-- Start of Materials provided --

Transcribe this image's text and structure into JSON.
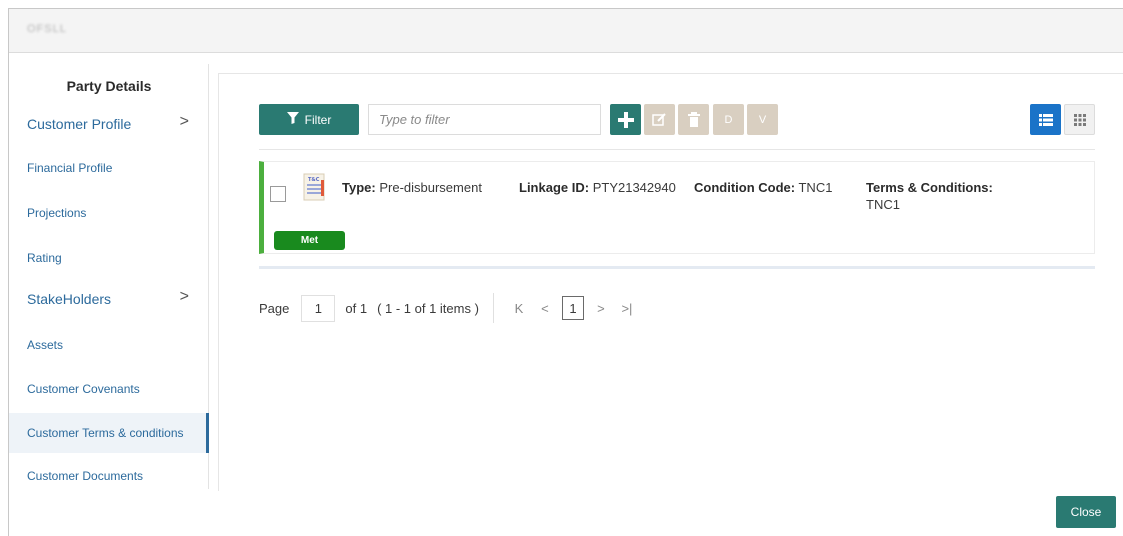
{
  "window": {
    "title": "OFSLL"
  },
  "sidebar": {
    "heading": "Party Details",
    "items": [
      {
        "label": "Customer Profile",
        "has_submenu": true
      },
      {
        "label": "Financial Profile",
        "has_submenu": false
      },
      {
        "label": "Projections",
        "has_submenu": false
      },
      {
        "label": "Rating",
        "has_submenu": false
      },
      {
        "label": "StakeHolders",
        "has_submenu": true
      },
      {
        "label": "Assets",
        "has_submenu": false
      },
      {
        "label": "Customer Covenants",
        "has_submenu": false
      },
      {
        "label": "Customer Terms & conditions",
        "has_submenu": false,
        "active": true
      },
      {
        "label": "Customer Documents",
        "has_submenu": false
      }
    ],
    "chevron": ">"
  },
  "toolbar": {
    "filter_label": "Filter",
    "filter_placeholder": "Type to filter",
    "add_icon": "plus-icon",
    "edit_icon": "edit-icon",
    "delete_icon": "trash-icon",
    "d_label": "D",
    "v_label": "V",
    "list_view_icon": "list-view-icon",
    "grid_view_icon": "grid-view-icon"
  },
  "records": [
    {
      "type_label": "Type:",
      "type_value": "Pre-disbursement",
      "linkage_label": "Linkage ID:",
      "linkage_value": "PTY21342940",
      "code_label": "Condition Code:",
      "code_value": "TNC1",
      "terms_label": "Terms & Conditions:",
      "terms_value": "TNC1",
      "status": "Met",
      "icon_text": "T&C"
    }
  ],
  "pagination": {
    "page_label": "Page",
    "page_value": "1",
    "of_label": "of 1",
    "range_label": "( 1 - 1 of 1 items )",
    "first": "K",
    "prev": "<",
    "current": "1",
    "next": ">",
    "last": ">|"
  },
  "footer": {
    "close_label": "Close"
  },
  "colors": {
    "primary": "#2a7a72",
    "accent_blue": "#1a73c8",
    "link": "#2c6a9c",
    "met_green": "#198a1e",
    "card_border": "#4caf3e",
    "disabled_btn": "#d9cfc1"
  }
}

-- End of Materials provided --

**Exercise directions**
From the material above, reproduce everything verbatim except the pictures.

**Expected answer**
Transcribe this image's text and structure into JSON.
{
  "window": {
    "title": "OFSLL"
  },
  "sidebar": {
    "heading": "Party Details",
    "items": [
      {
        "label": "Customer Profile",
        "has_submenu": true
      },
      {
        "label": "Financial Profile",
        "has_submenu": false
      },
      {
        "label": "Projections",
        "has_submenu": false
      },
      {
        "label": "Rating",
        "has_submenu": false
      },
      {
        "label": "StakeHolders",
        "has_submenu": true
      },
      {
        "label": "Assets",
        "has_submenu": false
      },
      {
        "label": "Customer Covenants",
        "has_submenu": false
      },
      {
        "label": "Customer Terms & conditions",
        "has_submenu": false,
        "active": true
      },
      {
        "label": "Customer Documents",
        "has_submenu": false
      }
    ],
    "chevron": ">"
  },
  "toolbar": {
    "filter_label": "Filter",
    "filter_placeholder": "Type to filter",
    "add_icon": "plus-icon",
    "edit_icon": "edit-icon",
    "delete_icon": "trash-icon",
    "d_label": "D",
    "v_label": "V",
    "list_view_icon": "list-view-icon",
    "grid_view_icon": "grid-view-icon"
  },
  "records": [
    {
      "type_label": "Type:",
      "type_value": "Pre-disbursement",
      "linkage_label": "Linkage ID:",
      "linkage_value": "PTY21342940",
      "code_label": "Condition Code:",
      "code_value": "TNC1",
      "terms_label": "Terms & Conditions:",
      "terms_value": "TNC1",
      "status": "Met",
      "icon_text": "T&C"
    }
  ],
  "pagination": {
    "page_label": "Page",
    "page_value": "1",
    "of_label": "of 1",
    "range_label": "( 1 - 1 of 1 items )",
    "first": "K",
    "prev": "<",
    "current": "1",
    "next": ">",
    "last": ">|"
  },
  "footer": {
    "close_label": "Close"
  },
  "colors": {
    "primary": "#2a7a72",
    "accent_blue": "#1a73c8",
    "link": "#2c6a9c",
    "met_green": "#198a1e",
    "card_border": "#4caf3e",
    "disabled_btn": "#d9cfc1"
  }
}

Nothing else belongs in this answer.